* SELECTED TEXT
--- start ---

Stock-Based Compensation. We estimate the value of options granted on the date of grant using the Black-Scholes option pricing model. Management’s judgments and assumptions related to volatility, the expected term and the forfeiture rate are made in connection with the calculation of stock compensation expense. We periodically review all assumptions used in our stock option pricing model. Changes in these assumptions could have a significant impact on the amount of stock compensation expense.

Income Taxes. We provide for the effect of income taxes on our financial position and results of operations in accordance with the Income Tax Topic of the FASB’s Accounting Standards Codification. Under this accounting guidance, income tax expense is recognized for the amount of income taxes payable or refundable for the current year and for the change in net deferred tax assets or liabilities resulting from events that are recorded for financial reporting purposes in a different reporting period than recorded in the tax return. Management must make significant assumptions, judgments and estimates to determine our current provision for income taxes and also our deferred tax assets and liabilities and any valuation allowance to be recorded against our net deferred tax asset. Our judgments, assumptions and estimates relative to the current provision for income tax take into account current tax laws, our interpretation of current tax laws, allowable deductions, and projected tax credits. Changes in tax law or our interpretation of tax laws could significantly impact the amounts provided for income taxes in our financial position and results of operations. Our assumptions, judgments and estimates relative to the value of our deferred tax assets take into account our expectations of the amount and category of future taxable income. Actual operating results and the underlying amount and category of income in future years, which could significantly increase tax expense, could render inaccurate our current assumptions, judgments and estimates of recoverable net deferred taxes.

--- end ---

* SOURCE EXCERPT
--- start ---

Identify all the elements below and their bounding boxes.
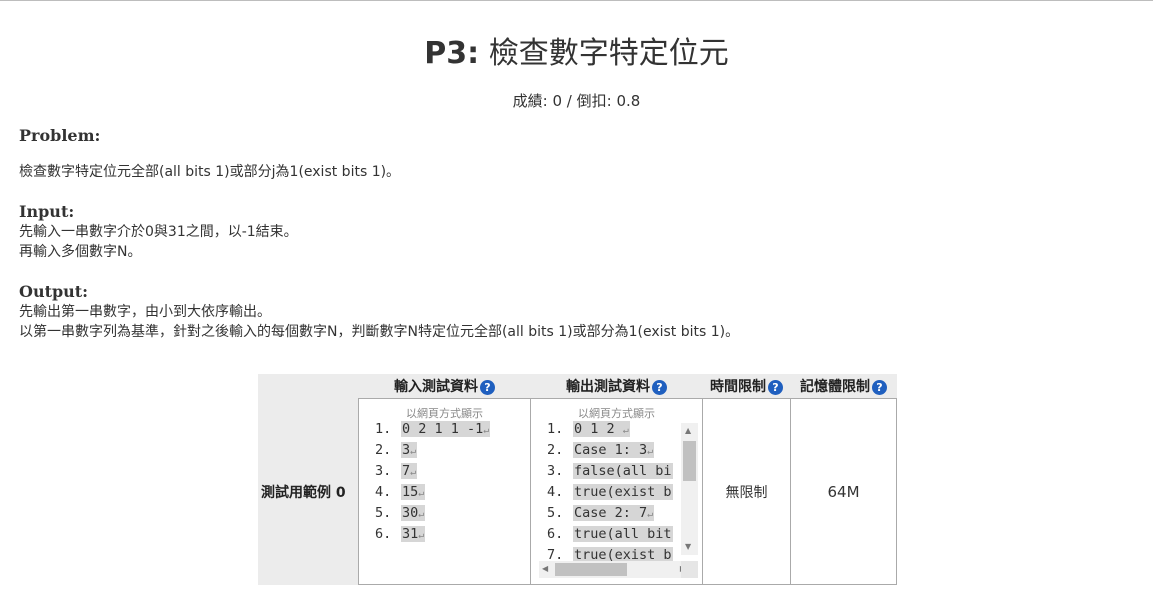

--- end ---

* WORK TO COMPLETE
• 1. Write out the accounting policies text word for word, everything from "Stock-Based Compensation. We" down to "amount of stock compensation expense.".
• 2. Please condense the paragraph of the accounting policies text that begins "Stock-Based Compensation" into a short bulleted list that keeps its main facts.

* COMPLETED EXERCISE
• 1.
Stock-Based Compensation. We estimate the value of options granted on the date of grant using the Black-Scholes option pricing model. Management’s judgments and assumptions related to volatility, the expected term and the forfeiture rate are made in connection with the calculation of stock compensation expense. We periodically review all assumptions used in our stock option pricing model. Changes in these assumptions could have a significant impact on the amount of stock compensation expense.

• 2.
- The value of options is estimated on the date of grant using the Black-Scholes option pricing model.
- Management makes judgments and assumptions about volatility, the expected term and the forfeiture rate when calculating stock compensation expense.
- All assumptions used in the stock option pricing model are reviewed periodically.
- Changes in these assumptions could significantly affect the amount of stock compensation expense.